> **REQUIRED WORK**: Please reproduce the listing from its first line through the line containing "418, 565, 443]", both included, with every character unchanged.

> **PROVIDED MATERIAL**:
○ ○ ○ ○

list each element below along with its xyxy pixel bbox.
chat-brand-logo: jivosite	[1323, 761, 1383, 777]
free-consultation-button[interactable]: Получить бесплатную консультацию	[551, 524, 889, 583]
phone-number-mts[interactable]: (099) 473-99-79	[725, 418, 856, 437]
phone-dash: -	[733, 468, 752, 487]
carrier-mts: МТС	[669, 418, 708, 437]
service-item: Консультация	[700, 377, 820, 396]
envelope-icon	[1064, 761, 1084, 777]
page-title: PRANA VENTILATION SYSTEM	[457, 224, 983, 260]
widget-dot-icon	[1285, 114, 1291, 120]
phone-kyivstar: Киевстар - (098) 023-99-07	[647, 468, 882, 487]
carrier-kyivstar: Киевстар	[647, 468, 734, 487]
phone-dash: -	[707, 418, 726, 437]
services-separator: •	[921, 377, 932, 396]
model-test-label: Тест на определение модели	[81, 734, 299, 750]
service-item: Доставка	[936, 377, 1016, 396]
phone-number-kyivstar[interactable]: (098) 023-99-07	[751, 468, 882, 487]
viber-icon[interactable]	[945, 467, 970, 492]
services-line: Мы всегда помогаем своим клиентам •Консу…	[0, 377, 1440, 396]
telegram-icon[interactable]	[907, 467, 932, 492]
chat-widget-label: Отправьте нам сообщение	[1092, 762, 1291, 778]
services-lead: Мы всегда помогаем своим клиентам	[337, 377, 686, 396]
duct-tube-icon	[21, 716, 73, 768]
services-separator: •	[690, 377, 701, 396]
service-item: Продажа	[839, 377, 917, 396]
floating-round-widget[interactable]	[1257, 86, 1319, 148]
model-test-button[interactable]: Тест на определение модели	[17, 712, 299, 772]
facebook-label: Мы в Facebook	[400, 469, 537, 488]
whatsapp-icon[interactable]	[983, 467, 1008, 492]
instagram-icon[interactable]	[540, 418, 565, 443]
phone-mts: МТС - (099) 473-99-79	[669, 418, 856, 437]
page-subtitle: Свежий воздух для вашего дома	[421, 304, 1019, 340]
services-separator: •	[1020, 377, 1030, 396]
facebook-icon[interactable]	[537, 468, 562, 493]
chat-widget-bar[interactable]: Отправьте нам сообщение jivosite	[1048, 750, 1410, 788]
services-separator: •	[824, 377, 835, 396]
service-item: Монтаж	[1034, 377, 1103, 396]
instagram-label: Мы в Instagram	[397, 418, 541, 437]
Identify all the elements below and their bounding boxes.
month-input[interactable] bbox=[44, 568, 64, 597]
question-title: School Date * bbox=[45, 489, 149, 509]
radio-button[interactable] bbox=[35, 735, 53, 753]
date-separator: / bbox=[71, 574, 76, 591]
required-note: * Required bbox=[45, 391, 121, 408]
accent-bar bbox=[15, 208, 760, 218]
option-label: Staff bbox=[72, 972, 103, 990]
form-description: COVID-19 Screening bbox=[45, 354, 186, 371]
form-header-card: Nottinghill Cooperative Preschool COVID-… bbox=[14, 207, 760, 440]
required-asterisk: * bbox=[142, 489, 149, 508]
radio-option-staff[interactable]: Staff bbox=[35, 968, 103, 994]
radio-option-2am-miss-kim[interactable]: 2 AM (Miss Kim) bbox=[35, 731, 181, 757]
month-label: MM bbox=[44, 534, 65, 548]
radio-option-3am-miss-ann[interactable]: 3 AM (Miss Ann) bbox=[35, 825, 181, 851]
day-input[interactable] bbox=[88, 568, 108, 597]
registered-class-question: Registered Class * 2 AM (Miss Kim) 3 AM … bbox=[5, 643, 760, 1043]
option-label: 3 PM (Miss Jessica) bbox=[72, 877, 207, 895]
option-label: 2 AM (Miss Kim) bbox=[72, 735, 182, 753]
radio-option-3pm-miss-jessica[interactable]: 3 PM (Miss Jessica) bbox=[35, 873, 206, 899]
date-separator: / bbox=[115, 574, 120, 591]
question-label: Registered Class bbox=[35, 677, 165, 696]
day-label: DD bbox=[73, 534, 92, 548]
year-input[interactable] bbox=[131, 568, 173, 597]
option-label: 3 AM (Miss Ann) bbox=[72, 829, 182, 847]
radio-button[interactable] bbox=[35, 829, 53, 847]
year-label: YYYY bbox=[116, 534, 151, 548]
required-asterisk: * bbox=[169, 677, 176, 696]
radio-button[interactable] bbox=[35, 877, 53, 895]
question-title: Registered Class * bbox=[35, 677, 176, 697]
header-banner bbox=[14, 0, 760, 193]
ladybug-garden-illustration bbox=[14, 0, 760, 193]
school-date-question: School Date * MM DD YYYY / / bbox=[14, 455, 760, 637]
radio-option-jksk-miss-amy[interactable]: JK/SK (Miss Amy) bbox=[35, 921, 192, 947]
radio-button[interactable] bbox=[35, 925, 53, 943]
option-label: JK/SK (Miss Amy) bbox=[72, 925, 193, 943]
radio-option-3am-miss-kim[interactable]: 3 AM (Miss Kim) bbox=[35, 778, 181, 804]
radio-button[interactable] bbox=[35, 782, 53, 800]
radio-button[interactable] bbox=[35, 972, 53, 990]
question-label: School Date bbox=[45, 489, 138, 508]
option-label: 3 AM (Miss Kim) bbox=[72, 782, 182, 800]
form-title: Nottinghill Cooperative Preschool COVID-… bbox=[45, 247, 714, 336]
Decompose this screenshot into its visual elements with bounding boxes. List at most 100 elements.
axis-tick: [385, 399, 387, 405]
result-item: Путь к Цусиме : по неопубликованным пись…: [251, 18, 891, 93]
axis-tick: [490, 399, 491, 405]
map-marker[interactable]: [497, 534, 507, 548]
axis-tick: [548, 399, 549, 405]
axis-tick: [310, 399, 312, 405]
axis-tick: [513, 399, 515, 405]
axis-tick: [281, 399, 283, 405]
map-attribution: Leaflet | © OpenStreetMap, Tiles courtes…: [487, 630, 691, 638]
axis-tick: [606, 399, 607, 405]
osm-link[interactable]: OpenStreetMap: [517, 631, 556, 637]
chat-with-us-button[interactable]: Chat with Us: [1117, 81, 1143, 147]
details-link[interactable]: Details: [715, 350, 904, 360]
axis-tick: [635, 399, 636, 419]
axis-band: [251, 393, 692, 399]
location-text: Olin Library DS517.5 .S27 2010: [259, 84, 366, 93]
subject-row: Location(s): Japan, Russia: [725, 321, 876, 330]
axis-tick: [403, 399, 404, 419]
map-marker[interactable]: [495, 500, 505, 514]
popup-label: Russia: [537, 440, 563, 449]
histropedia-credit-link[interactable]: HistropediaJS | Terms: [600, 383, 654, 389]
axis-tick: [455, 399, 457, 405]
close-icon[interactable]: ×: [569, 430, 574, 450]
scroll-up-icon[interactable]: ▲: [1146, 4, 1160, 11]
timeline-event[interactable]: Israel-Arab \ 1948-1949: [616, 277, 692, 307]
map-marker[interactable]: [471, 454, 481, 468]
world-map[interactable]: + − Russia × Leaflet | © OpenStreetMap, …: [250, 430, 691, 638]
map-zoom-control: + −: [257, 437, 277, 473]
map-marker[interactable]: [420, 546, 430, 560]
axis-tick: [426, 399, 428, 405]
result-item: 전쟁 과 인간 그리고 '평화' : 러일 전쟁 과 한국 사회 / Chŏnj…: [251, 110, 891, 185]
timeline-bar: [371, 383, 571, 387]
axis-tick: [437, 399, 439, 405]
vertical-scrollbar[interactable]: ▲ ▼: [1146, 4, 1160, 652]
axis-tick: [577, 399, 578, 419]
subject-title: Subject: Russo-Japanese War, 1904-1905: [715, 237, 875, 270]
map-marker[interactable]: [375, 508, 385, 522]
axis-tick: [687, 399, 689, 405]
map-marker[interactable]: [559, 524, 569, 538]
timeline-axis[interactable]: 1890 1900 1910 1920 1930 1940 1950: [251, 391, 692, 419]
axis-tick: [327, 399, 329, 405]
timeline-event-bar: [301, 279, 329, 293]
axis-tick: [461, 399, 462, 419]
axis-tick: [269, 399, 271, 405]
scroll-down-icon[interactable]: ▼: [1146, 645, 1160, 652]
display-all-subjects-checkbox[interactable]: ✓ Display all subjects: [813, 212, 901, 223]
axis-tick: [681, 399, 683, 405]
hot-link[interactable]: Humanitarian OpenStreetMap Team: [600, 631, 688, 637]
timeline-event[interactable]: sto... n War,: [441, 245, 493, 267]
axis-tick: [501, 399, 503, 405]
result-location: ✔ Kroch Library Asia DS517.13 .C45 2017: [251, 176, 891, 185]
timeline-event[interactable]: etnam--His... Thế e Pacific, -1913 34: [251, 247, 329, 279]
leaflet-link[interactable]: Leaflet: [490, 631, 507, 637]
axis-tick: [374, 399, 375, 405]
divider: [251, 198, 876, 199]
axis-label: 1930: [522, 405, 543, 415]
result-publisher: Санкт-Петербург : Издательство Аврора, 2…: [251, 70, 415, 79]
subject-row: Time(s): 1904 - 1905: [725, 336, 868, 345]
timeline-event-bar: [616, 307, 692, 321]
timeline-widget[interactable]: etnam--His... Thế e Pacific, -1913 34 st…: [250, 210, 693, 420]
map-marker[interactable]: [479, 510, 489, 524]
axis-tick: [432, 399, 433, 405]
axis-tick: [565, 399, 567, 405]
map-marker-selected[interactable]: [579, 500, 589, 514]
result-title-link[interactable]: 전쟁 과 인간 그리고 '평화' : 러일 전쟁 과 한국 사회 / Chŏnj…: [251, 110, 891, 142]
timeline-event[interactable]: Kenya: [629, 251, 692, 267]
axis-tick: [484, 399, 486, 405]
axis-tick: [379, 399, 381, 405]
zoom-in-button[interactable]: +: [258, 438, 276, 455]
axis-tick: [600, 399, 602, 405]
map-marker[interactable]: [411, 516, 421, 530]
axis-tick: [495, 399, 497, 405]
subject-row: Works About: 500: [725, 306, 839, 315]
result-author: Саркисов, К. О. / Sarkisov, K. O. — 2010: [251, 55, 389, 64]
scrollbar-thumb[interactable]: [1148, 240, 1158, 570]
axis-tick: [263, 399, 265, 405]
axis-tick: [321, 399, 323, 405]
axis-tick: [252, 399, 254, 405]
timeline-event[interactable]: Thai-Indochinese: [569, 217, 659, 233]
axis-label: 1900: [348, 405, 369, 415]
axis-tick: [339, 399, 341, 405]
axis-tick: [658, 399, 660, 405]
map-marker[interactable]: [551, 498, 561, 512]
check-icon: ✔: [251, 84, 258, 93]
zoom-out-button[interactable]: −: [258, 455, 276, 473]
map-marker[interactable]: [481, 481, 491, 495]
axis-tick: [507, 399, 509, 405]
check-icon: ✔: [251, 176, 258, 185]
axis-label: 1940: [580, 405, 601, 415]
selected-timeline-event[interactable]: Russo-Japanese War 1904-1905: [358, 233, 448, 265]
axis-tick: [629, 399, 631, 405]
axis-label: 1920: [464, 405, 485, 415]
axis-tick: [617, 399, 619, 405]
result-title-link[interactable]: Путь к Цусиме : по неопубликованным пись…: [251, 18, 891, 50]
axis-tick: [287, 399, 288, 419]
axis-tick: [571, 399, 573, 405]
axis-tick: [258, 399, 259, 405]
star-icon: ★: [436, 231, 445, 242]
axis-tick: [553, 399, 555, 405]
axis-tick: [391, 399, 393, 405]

○ ○ ○ ○

> **RESULT OF THIS TASK**:
list each element below along with its xyxy pixel bbox.
chat-brand-logo: jivosite	[1323, 761, 1383, 777]
free-consultation-button[interactable]: Получить бесплатную консультацию	[551, 524, 889, 583]
phone-number-mts[interactable]: (099) 473-99-79	[725, 418, 856, 437]
phone-dash: -	[733, 468, 752, 487]
carrier-mts: МТС	[669, 418, 708, 437]
service-item: Консультация	[700, 377, 820, 396]
envelope-icon	[1064, 761, 1084, 777]
page-title: PRANA VENTILATION SYSTEM	[457, 224, 983, 260]
widget-dot-icon	[1285, 114, 1291, 120]
phone-kyivstar: Киевстар - (098) 023-99-07	[647, 468, 882, 487]
carrier-kyivstar: Киевстар	[647, 468, 734, 487]
phone-dash: -	[707, 418, 726, 437]
services-separator: •	[921, 377, 932, 396]
model-test-label: Тест на определение модели	[81, 734, 299, 750]
service-item: Доставка	[936, 377, 1016, 396]
phone-number-kyivstar[interactable]: (098) 023-99-07	[751, 468, 882, 487]
viber-icon[interactable]	[945, 467, 970, 492]
services-line: Мы всегда помогаем своим клиентам •Консу…	[0, 377, 1440, 396]
telegram-icon[interactable]	[907, 467, 932, 492]
chat-widget-label: Отправьте нам сообщение	[1092, 762, 1291, 778]
services-lead: Мы всегда помогаем своим клиентам	[337, 377, 686, 396]
duct-tube-icon	[21, 716, 73, 768]
services-separator: •	[690, 377, 701, 396]
service-item: Продажа	[839, 377, 917, 396]
floating-round-widget[interactable]	[1257, 86, 1319, 148]
model-test-button[interactable]: Тест на определение модели	[17, 712, 299, 772]
facebook-label: Мы в Facebook	[400, 469, 537, 488]
whatsapp-icon[interactable]	[983, 467, 1008, 492]
instagram-icon[interactable]	[540, 418, 565, 443]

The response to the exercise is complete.